Experience Highlights

  • Duration: Half-day (flexible)
After breakfast at Buska Lodge, your guide and driver will take you to a Karo village, overlooking the Omo River.
Here you will be able to meet some Karo (Kara) people, see examples of Karo homes and get to know about
this very small tribe, of which only some 2,000 people remain. They are closely related to the Kwegu tribe.
Living along the Omo River's east bank, they have long been practising flood retreat cultivation, so their 
lives have revolved around the river. Crops they cultivate include maize, beans and sorghum.
They don't keep a lot of cattle because of tsetse flies. The Karo differentiate themselves from neighbouring tribes by excelling in body and face-painting. 
They do this daily with white chalk, coloured ochre, yellow minerals, charcoal and other natural material. 
Like the Hamar, the Karo men use clay to create elaborate hairstyles and/or head-dresses that symbolise status and bravery. 
Men who wear large beaded necklaces have successfully hunted big game. Ritual combat between clans is held
after the annual harvest. Battle scars are regarded as marks of valor. Chest scarification on a karo man shows
he has killed someone from an enemy tribe, which brings him a high level of respect. Like the better-known
Hamar tribe, Karo practise bull-jumping initiation rites to signify the coming of age for young men. A
successful initiate will be allowed to appear publicly with elders in sacred areas.(Unlike the Hamar though,
tourists are not permitted to attend the Karo bull-jumping events). Karo women generally only wear a loincloth
and strings of cowrie shells and beads. Their famed body art is practised daily for symbolic recognition, pride
and to attract potential partners during courtship dances. As is the cas with all of the other remarkable tribes 
in the Omo region, changes have started manifesting in Karo society - visitors to a village may see plastic bottles, 
old t-shirts and automatic weopons that are used to protect cattle, settle disputes and to hunt.

SET PROBLEM 1: In the description of the Karo village visit, what reason is given for the Karo not keeping a lot of cattle?

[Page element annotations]

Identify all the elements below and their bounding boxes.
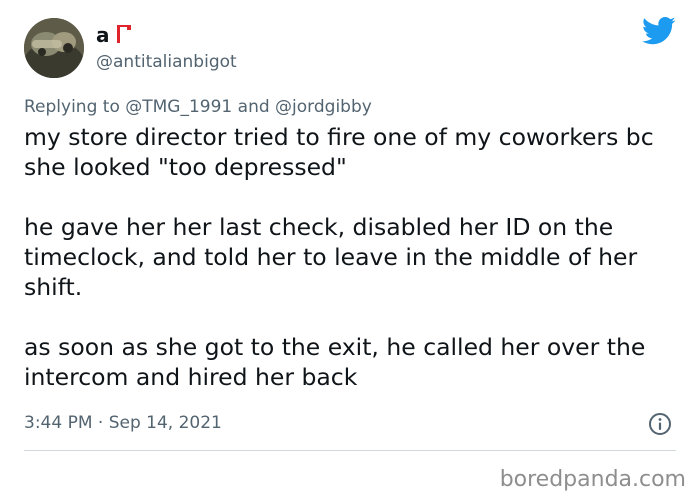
reply-conjunction: and [237,97,270,117]
mention-link-2[interactable]: @jordgibby [275,97,372,117]
mention-link-1[interactable]: @TMG_1991 [125,97,232,117]
divider [24,450,676,451]
timestamp-separator: · [97,413,104,433]
red-flag-icon [117,25,131,43]
reply-prefix: Replying to [24,97,120,117]
display-name[interactable]: a [96,22,110,48]
watermark: boredpanda.com [499,467,686,492]
twitter-bird-icon[interactable] [642,16,676,46]
tweet-card: a @antitalianbigot Replying to @TMG_1991… [0,0,700,502]
reply-context: Replying to @TMG_1991 and @jordgibby [24,95,372,119]
tweet-date[interactable]: Sep 14, 2021 [109,413,222,433]
avatar[interactable] [24,18,84,78]
user-handle[interactable]: @antitalianbigot [96,51,237,73]
tweet-time[interactable]: 3:44 PM [24,413,93,433]
tweet-timestamp[interactable]: 3:44 PM · Sep 14, 2021 [24,411,222,435]
tweet-text: my store director tried to fire one of m… [24,123,654,391]
info-icon[interactable] [648,412,672,436]
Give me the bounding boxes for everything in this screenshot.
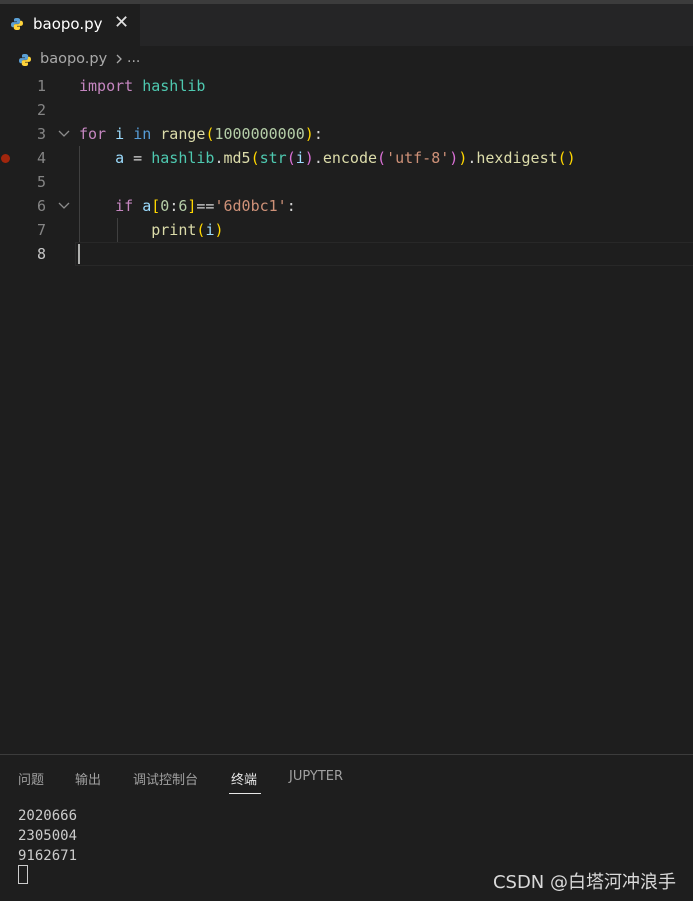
code-text: print(i): [151, 221, 224, 239]
code-text: a = hashlib.md5(str(i).encode('utf-8')).…: [115, 149, 576, 167]
python-icon: [11, 18, 23, 30]
line-number: 5: [36, 173, 46, 191]
terminal-line: 9162671: [18, 848, 78, 864]
code-text: for i in range(1000000000):: [79, 125, 323, 143]
line-number: 3: [36, 125, 46, 143]
tab-label: baopo.py: [33, 15, 103, 33]
active-tab-underline: [229, 793, 261, 794]
code-line: 5: [0, 170, 693, 194]
terminal-line: 2020666: [18, 808, 78, 824]
code-line: 1 import hashlib: [0, 74, 693, 98]
line-number: 7: [36, 221, 46, 239]
code-editor[interactable]: 1 import hashlib 2 3 for i in range(1000…: [0, 74, 693, 754]
terminal-cursor[interactable]: [18, 865, 28, 884]
watermark: CSDN @白塔河冲浪手: [492, 872, 676, 893]
tab-baopo-py[interactable]: baopo.py ✕: [0, 4, 140, 46]
text-caret: [78, 244, 80, 264]
close-icon[interactable]: ✕: [114, 12, 129, 34]
tab-problems[interactable]: 问题: [18, 769, 44, 788]
tab-debug-console[interactable]: 调试控制台: [133, 769, 198, 788]
breadcrumb-file[interactable]: baopo.py: [40, 51, 107, 67]
line-number: 2: [36, 101, 46, 119]
breadcrumb: baopo.py ...: [0, 46, 693, 74]
line-number: 8: [36, 245, 46, 263]
code-line: 4 a = hashlib.md5(str(i).encode('utf-8')…: [0, 146, 693, 170]
code-text: if a[0:6]=='6d0bc1':: [115, 197, 296, 215]
tab-jupyter[interactable]: JUPYTER: [289, 769, 343, 784]
breakpoint-icon[interactable]: [1, 154, 10, 163]
current-line-highlight: [75, 242, 693, 266]
chevron-down-icon[interactable]: [57, 129, 71, 139]
editor-tab-bar: baopo.py ✕: [0, 4, 693, 46]
code-line: 3 for i in range(1000000000):: [0, 122, 693, 146]
chevron-down-icon[interactable]: [57, 201, 71, 211]
tab-terminal[interactable]: 终端: [231, 769, 257, 788]
chevron-right-icon: [116, 54, 122, 64]
line-number: 4: [36, 149, 46, 167]
line-number: 1: [36, 77, 46, 95]
code-line: 2: [0, 98, 693, 122]
tab-output[interactable]: 输出: [75, 769, 101, 788]
bottom-panel: 问题 输出 调试控制台 终端 JUPYTER 2020666 2305004 9…: [0, 754, 693, 901]
code-line: 7 print(i): [0, 218, 693, 242]
code-text: import hashlib: [79, 77, 206, 95]
code-line-current: 8: [0, 242, 693, 266]
line-number: 6: [36, 197, 46, 215]
breadcrumb-more[interactable]: ...: [127, 50, 140, 66]
python-icon: [19, 54, 31, 66]
code-line: 6 if a[0:6]=='6d0bc1':: [0, 194, 693, 218]
terminal-line: 2305004: [18, 828, 78, 844]
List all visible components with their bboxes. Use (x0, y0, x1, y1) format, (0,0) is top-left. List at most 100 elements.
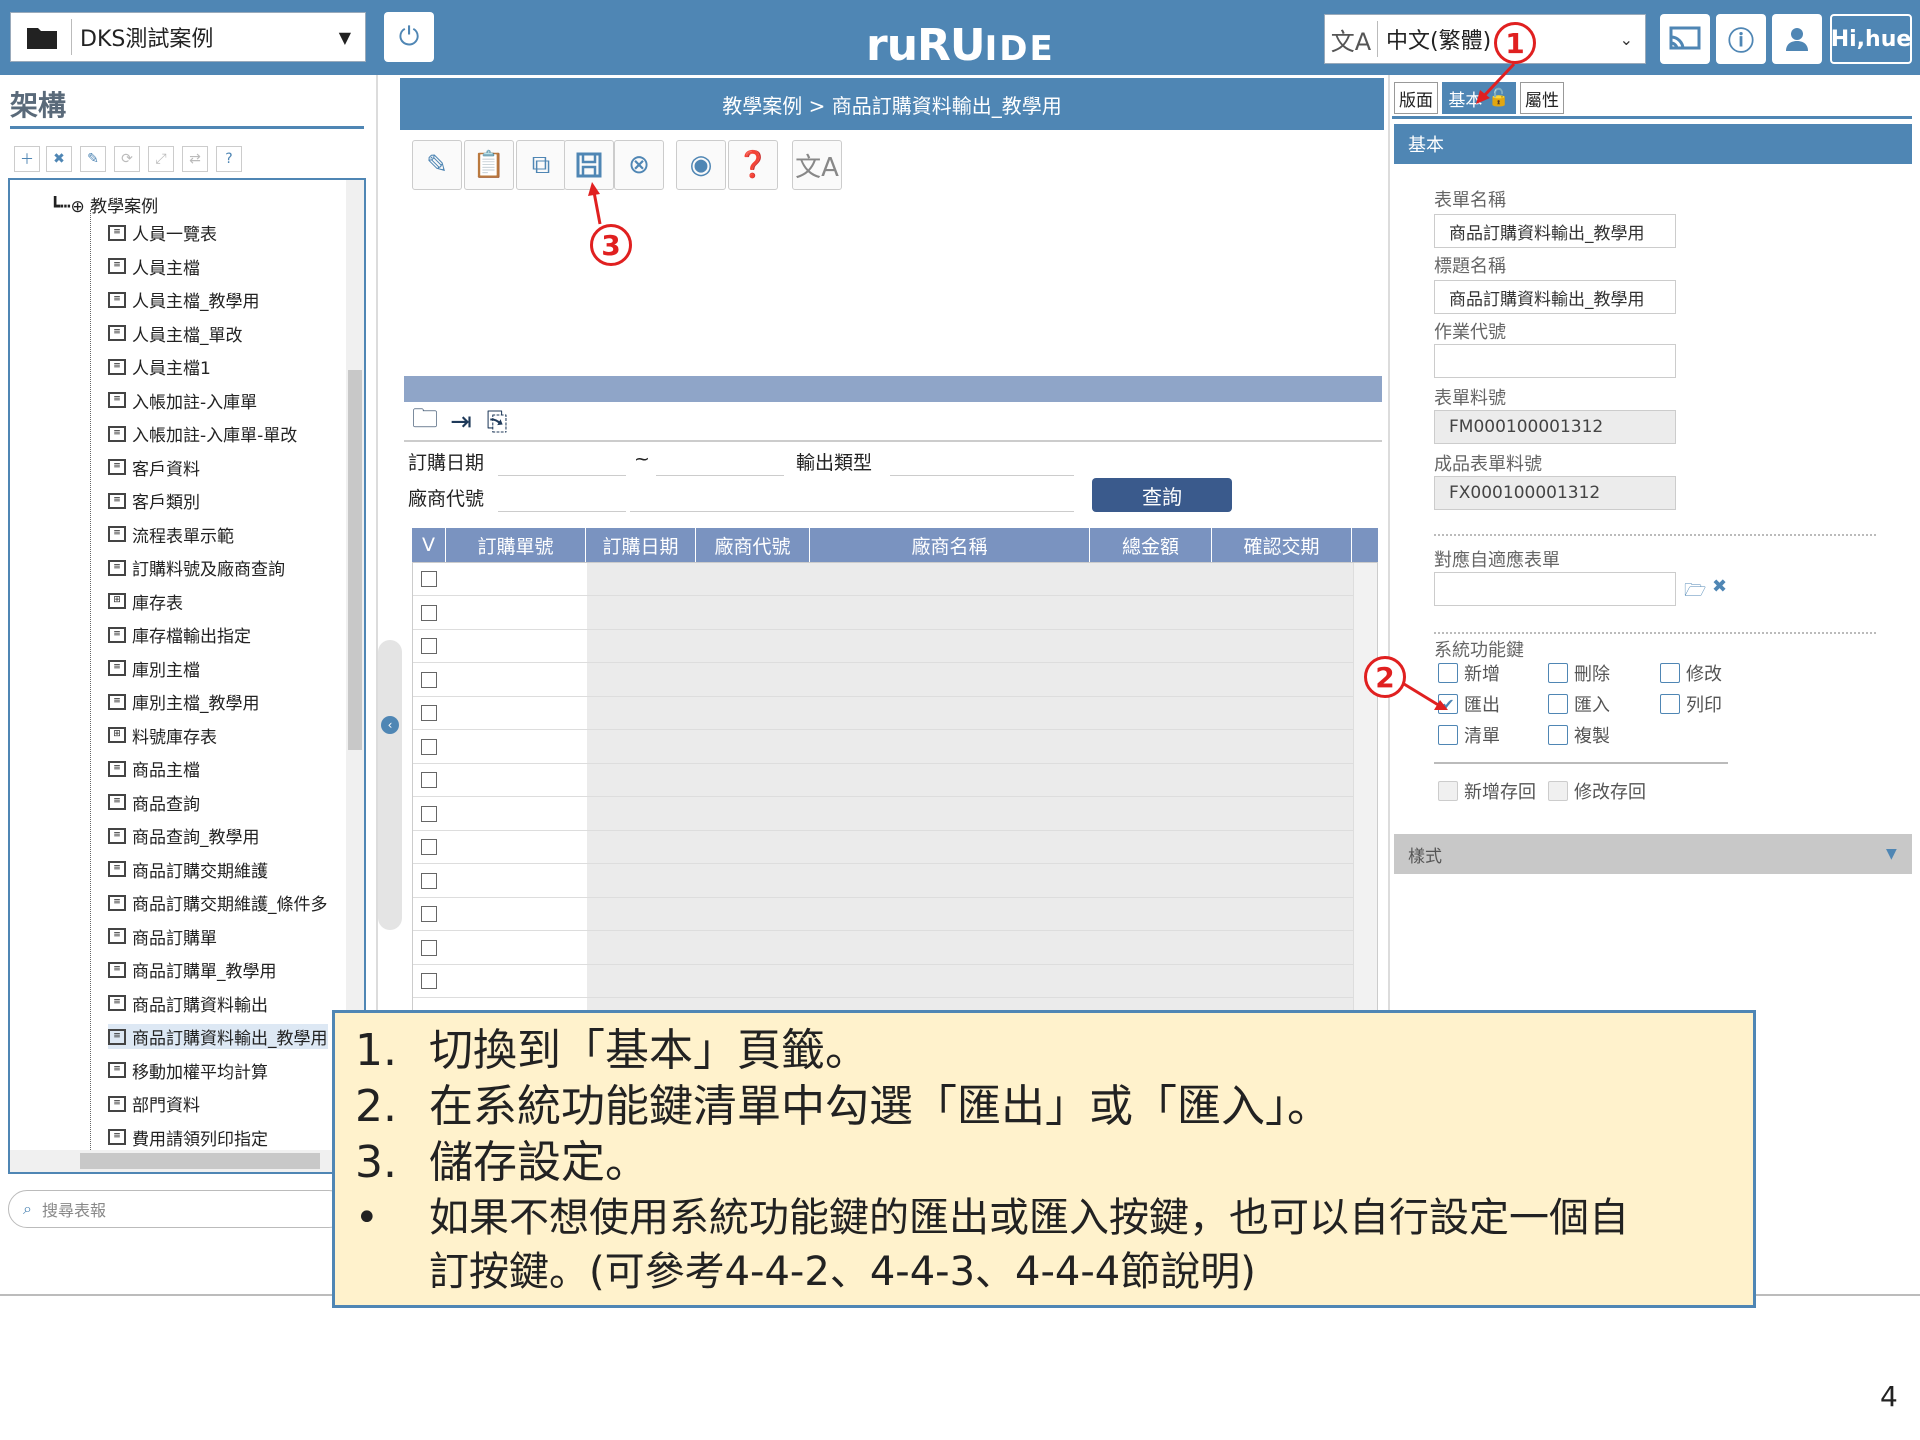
help-button[interactable]: ❓ (728, 140, 778, 190)
paste-button[interactable]: 📋 (464, 140, 514, 190)
tree-item[interactable]: ≡ 費用請領列印指定 (108, 1125, 268, 1150)
tree-item[interactable]: ≡ 商品查詢 (108, 790, 200, 815)
help-button[interactable]: ? (216, 146, 242, 172)
translate-button[interactable]: 文A (792, 140, 842, 190)
project-select[interactable]: DKS測試案例 ▼ (10, 12, 366, 62)
order-date-to-input[interactable] (656, 444, 784, 476)
tree-item[interactable]: ≡ 客戶類別 (108, 488, 200, 513)
section-style-header[interactable]: 樣式 (1394, 834, 1912, 874)
row-checkbox[interactable] (421, 571, 437, 587)
row-checkbox[interactable] (421, 939, 437, 956)
tree-item[interactable]: ⊞ 庫存表 (108, 589, 183, 614)
row-checkbox[interactable] (421, 638, 437, 654)
grid-col-confirm-date[interactable]: 確認交期 (1212, 528, 1352, 562)
grid-col-order-date[interactable]: 訂購日期 (586, 528, 696, 562)
tree-item[interactable]: ≡ 訂購料號及廠商查詢 (108, 555, 285, 580)
tree-item[interactable]: ≡ 人員主檔_教學用 (108, 287, 260, 312)
user-greeting[interactable]: Hi,hue (1830, 14, 1912, 64)
row-checkbox[interactable] (421, 604, 437, 621)
grid-col-vendor-name[interactable]: 廠商名稱 (810, 528, 1090, 562)
system-key-checkbox[interactable]: 清單 (1438, 722, 1500, 748)
tree-item[interactable]: ≡ 人員主檔_單改 (108, 321, 243, 346)
tree-item[interactable]: ≡ 商品訂購單_教學用 (108, 957, 277, 982)
preview-button[interactable]: ◉ (676, 140, 726, 190)
refresh-node-button[interactable]: ⟳ (114, 146, 140, 172)
order-date-from-input[interactable] (498, 444, 626, 476)
move-button[interactable]: ⇄ (182, 146, 208, 172)
grid-col-v[interactable]: V (412, 528, 446, 562)
form-name-input[interactable]: 商品訂購資料輸出_教學用 (1434, 214, 1676, 248)
system-key-checkbox[interactable]: 複製 (1548, 722, 1610, 748)
info-button[interactable]: ⓘ (1716, 14, 1766, 64)
title-name-input[interactable]: 商品訂購資料輸出_教學用 (1434, 280, 1676, 314)
row-checkbox[interactable] (421, 805, 437, 822)
adaptive-form-input[interactable] (1434, 572, 1676, 606)
scroll-thumb[interactable] (80, 1153, 320, 1169)
tree-item[interactable]: ≡ 商品查詢_教學用 (108, 823, 260, 848)
grid-col-vendor-code[interactable]: 廠商代號 (696, 528, 810, 562)
tree-item[interactable]: ≡ 人員主檔 (108, 254, 200, 279)
copy-button[interactable]: ⧉ (516, 140, 566, 190)
tree-item[interactable]: ≡ 流程表單示範 (108, 522, 234, 547)
tree-item[interactable]: ≡ 入帳加註-入庫單-單改 (108, 421, 297, 446)
output-type-input[interactable] (890, 444, 1074, 476)
tree-item[interactable]: ≡ 人員一覽表 (108, 220, 217, 245)
collapse-handle[interactable] (378, 640, 402, 930)
tree-item[interactable]: ≡ 庫別主檔_教學用 (108, 689, 260, 714)
language-select[interactable]: 文A 中文(繁體) ⌄ (1324, 14, 1646, 64)
form-search-input[interactable]: ⌕ 搜尋表報 (8, 1190, 348, 1228)
tree-horizontal-scrollbar[interactable] (10, 1150, 350, 1172)
tree-item[interactable]: ≡ 入帳加註-入庫單 (108, 388, 257, 413)
system-key-checkbox[interactable]: 修改 (1660, 660, 1722, 686)
edit-node-button[interactable]: ✎ (80, 146, 106, 172)
tree-item[interactable]: ≡ 庫別主檔 (108, 656, 200, 681)
job-code-input[interactable] (1434, 344, 1676, 378)
expand-button[interactable]: ⤢ (148, 146, 174, 172)
grid-col-total[interactable]: 總金額 (1090, 528, 1212, 562)
close-button[interactable]: ⊗ (614, 140, 664, 190)
clear-icon[interactable]: ✖ (1712, 576, 1727, 597)
tree-item[interactable]: ≡ 部門資料 (108, 1091, 200, 1116)
cast-button[interactable] (1660, 14, 1710, 64)
save-edit-checkbox[interactable]: 修改存回 (1548, 778, 1646, 804)
open-folder-icon[interactable]: 🗀 (410, 404, 440, 438)
power-button[interactable]: ⏻ (384, 12, 434, 62)
delete-node-button[interactable]: ✖ (46, 146, 72, 172)
tree-item[interactable]: ≡ 移動加權平均計算 (108, 1058, 268, 1083)
row-checkbox[interactable] (421, 906, 437, 922)
row-checkbox[interactable] (421, 738, 437, 755)
tree-item[interactable]: ≡ 商品訂購交期維護_條件多 (108, 890, 328, 915)
grid-scrollbar[interactable] (1353, 563, 1377, 1011)
import-icon[interactable]: ⇥ (446, 406, 476, 438)
tree-vertical-scrollbar[interactable] (346, 180, 364, 1152)
system-key-checkbox[interactable]: 列印 (1660, 691, 1722, 717)
edit-button[interactable]: ✎ (412, 140, 462, 190)
row-checkbox[interactable] (421, 872, 437, 889)
user-button[interactable] (1772, 14, 1822, 64)
system-key-checkbox[interactable]: 刪除 (1548, 660, 1610, 686)
tree-root[interactable]: ┗┅⊕ 教學案例 (50, 192, 158, 217)
export-icon[interactable]: ⎘ (482, 406, 512, 438)
tree-item[interactable]: ⊞ 料號庫存表 (108, 723, 217, 748)
open-folder-icon[interactable]: 🗁 (1684, 578, 1706, 608)
grid-col-order-no[interactable]: 訂購單號 (446, 528, 586, 562)
tree-item[interactable]: ≡ 商品主檔 (108, 756, 200, 781)
row-checkbox[interactable] (421, 772, 437, 788)
scroll-thumb[interactable] (348, 370, 362, 750)
tree-item[interactable]: ≡ 客戶資料 (108, 455, 200, 480)
row-checkbox[interactable] (421, 973, 437, 989)
tree-item[interactable]: ≡ 商品訂購單 (108, 924, 217, 949)
system-key-checkbox[interactable]: 匯入 (1548, 691, 1610, 717)
tree-item[interactable]: ≡ 人員主檔1 (108, 354, 211, 379)
section-basic-header[interactable]: 基本 (1394, 124, 1912, 164)
vendor-code-input[interactable] (498, 480, 626, 512)
save-new-checkbox[interactable]: 新增存回 (1438, 778, 1536, 804)
add-node-button[interactable]: ＋ (14, 146, 40, 172)
tree-item[interactable]: ≡ 商品訂購資料輸出_教學用 (108, 1024, 328, 1049)
collapse-left-icon[interactable]: ‹ (381, 716, 399, 734)
row-checkbox[interactable] (421, 705, 437, 721)
vendor-name-input[interactable] (630, 480, 1074, 512)
row-checkbox[interactable] (421, 671, 437, 688)
query-button[interactable]: 查詢 (1092, 478, 1232, 512)
tab-layout[interactable]: 版面 (1394, 82, 1438, 114)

SET PROBLEM 2: From the records, reproduce the lines beginning with the one containing "reply-conjunction: and [237,97,270,117]" and continuing through the one containing "red-flag-icon [117,25,131,43]".

SOLUTION 1: They don't keep a lot of cattle because of tsetse flies.

SOLUTION 2:
reply-conjunction: and [237,97,270,117]
mention-link-2[interactable]: @jordgibby [275,97,372,117]
mention-link-1[interactable]: @TMG_1991 [125,97,232,117]
divider [24,450,676,451]
timestamp-separator: · [97,413,104,433]
red-flag-icon [117,25,131,43]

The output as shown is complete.